◆ Task goal ◆
Reproduce the data that follows in its entirety, character for character.

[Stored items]
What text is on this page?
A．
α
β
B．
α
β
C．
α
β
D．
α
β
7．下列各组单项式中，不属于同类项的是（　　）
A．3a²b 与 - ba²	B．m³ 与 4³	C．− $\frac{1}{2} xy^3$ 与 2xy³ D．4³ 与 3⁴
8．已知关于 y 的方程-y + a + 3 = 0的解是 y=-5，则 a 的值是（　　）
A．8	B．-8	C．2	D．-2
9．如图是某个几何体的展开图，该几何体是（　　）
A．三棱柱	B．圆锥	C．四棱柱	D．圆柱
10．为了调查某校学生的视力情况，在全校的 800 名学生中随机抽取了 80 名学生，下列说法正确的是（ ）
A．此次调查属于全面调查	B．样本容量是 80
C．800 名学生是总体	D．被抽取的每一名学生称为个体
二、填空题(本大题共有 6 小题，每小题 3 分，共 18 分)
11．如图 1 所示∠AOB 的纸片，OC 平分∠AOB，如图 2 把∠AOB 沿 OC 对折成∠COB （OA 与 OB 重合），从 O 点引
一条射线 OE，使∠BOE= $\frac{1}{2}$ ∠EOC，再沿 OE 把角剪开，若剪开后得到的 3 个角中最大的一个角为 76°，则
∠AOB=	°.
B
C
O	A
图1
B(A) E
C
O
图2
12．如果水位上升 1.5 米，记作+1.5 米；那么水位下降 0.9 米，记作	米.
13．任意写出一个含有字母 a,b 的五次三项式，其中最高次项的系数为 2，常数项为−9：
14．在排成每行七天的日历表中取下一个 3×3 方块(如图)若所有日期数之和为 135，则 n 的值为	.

◆ Written answer ◆
What text is on this page?
A．
α
β
B．
α
β
C．
α
β
D．
α
β
7．下列各组单项式中，不属于同类项的是（　　）
A．3a²b 与 - ba²	B．m³ 与 4³	C．− $\frac{1}{2} xy^3$ 与 2xy³ D．4³ 与 3⁴
8．已知关于 y 的方程-y + a + 3 = 0的解是 y=-5，则 a 的值是（　　）
A．8	B．-8	C．2	D．-2
9．如图是某个几何体的展开图，该几何体是（　　）
A．三棱柱	B．圆锥	C．四棱柱	D．圆柱
10．为了调查某校学生的视力情况，在全校的 800 名学生中随机抽取了 80 名学生，下列说法正确的是（ ）
A．此次调查属于全面调查	B．样本容量是 80
C．800 名学生是总体	D．被抽取的每一名学生称为个体
二、填空题(本大题共有 6 小题，每小题 3 分，共 18 分)
11．如图 1 所示∠AOB 的纸片，OC 平分∠AOB，如图 2 把∠AOB 沿 OC 对折成∠COB （OA 与 OB 重合），从 O 点引
一条射线 OE，使∠BOE= $\frac{1}{2}$ ∠EOC，再沿 OE 把角剪开，若剪开后得到的 3 个角中最大的一个角为 76°，则
∠AOB=	°.
B
C
O	A
图1
B(A) E
C
O
图2
12．如果水位上升 1.5 米，记作+1.5 米；那么水位下降 0.9 米，记作	米.
13．任意写出一个含有字母 a,b 的五次三项式，其中最高次项的系数为 2，常数项为−9：
14．在排成每行七天的日历表中取下一个 3×3 方块(如图)若所有日期数之和为 135，则 n 的值为	.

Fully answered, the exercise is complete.